§ **STORED RECORDS**
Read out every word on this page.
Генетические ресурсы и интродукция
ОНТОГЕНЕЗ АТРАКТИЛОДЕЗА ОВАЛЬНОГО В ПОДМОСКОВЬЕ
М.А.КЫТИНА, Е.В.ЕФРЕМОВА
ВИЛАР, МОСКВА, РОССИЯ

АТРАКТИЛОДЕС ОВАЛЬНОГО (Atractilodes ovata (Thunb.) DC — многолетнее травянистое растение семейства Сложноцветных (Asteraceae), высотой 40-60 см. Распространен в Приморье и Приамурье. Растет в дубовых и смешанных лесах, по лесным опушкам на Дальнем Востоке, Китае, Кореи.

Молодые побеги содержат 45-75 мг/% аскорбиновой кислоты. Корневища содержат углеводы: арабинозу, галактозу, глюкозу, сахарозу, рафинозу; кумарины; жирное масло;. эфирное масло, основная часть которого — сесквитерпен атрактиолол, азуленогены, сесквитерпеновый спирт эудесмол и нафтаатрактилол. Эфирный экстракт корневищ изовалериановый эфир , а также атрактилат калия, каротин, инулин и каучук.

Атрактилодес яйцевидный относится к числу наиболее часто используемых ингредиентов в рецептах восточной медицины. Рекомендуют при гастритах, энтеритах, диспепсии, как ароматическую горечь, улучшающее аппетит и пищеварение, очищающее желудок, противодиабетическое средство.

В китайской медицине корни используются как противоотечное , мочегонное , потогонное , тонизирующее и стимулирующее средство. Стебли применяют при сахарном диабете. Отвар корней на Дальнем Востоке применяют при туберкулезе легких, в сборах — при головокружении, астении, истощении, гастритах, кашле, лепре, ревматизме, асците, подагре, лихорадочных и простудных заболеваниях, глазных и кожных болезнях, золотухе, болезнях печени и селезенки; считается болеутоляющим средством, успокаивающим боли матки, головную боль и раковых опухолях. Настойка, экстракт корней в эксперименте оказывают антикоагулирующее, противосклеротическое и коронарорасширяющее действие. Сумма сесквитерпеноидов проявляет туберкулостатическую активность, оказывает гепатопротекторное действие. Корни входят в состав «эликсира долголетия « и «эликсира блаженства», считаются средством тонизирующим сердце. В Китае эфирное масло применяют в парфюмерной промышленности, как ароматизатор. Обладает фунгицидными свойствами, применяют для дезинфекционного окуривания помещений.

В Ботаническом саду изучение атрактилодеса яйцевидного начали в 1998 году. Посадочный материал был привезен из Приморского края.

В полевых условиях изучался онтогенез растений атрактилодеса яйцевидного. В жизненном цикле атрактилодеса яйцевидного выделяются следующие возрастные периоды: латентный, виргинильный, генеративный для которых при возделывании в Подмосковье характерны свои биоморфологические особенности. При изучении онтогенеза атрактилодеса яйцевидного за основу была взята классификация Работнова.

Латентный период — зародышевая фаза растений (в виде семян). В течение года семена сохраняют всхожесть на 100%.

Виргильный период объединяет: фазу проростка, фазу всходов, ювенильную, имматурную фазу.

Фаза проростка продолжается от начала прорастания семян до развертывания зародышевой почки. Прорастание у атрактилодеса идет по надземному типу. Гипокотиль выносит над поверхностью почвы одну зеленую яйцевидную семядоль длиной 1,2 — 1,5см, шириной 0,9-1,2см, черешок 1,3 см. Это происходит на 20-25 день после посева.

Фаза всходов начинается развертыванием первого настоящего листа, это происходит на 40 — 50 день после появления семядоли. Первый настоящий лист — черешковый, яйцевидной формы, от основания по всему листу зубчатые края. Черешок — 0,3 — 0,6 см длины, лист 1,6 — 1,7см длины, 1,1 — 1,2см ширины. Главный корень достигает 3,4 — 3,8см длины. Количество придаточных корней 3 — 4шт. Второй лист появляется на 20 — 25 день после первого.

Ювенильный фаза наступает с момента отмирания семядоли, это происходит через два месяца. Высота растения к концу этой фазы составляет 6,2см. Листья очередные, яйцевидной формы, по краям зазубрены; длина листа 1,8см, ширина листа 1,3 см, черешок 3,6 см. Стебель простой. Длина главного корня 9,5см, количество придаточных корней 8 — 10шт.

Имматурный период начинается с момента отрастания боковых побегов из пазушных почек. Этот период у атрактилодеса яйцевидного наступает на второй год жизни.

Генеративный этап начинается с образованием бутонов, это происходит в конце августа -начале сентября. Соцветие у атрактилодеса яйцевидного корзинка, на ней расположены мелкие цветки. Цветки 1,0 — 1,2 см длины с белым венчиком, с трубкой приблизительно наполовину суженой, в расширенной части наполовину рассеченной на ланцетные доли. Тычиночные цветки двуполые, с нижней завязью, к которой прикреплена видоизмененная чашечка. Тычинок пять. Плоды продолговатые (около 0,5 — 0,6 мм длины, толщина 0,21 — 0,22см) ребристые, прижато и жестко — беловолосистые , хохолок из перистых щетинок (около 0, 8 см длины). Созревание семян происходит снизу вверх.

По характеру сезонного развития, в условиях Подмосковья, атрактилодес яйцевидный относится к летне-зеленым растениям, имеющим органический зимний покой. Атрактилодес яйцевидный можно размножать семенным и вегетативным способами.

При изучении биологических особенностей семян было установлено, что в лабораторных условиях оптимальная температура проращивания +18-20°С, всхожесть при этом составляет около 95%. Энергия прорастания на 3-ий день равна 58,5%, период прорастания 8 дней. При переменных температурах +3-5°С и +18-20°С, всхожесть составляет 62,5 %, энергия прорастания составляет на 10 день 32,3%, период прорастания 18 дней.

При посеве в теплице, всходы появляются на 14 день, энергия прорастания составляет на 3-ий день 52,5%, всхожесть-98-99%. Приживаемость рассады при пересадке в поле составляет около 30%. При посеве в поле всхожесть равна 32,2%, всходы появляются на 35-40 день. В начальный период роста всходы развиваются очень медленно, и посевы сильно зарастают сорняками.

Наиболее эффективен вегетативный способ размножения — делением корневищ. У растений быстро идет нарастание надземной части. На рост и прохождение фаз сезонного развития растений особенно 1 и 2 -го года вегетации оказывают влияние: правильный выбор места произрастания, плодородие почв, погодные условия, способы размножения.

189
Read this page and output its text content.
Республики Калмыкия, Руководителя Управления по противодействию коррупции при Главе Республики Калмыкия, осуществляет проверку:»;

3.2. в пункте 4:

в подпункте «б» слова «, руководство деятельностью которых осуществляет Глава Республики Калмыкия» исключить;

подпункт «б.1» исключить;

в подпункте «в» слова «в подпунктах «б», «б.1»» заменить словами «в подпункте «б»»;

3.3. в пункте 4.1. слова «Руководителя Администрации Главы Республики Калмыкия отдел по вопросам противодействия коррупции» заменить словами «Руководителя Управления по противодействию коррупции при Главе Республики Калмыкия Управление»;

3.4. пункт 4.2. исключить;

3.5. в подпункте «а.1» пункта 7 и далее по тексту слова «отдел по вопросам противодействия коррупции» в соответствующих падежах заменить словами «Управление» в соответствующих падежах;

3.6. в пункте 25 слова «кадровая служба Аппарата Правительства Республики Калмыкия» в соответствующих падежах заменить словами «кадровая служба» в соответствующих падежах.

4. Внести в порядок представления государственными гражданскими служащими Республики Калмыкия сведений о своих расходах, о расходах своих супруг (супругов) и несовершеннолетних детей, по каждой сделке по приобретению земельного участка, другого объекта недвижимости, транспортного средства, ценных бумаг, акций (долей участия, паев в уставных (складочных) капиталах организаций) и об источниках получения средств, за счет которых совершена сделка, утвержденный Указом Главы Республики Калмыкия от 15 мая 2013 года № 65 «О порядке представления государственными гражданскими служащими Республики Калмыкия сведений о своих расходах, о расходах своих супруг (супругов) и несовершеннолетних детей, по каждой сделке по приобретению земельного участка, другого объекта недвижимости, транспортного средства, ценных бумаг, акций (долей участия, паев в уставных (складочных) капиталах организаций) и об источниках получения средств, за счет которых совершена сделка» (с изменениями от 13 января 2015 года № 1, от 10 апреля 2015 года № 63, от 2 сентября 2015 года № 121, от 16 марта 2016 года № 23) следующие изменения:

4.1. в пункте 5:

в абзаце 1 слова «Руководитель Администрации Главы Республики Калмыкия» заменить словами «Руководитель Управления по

§ **AIM**
Return each line of the data that contains the string "this".

§ **THE SOLUTION**
Read out every word on this page.
Read this page and output its text content.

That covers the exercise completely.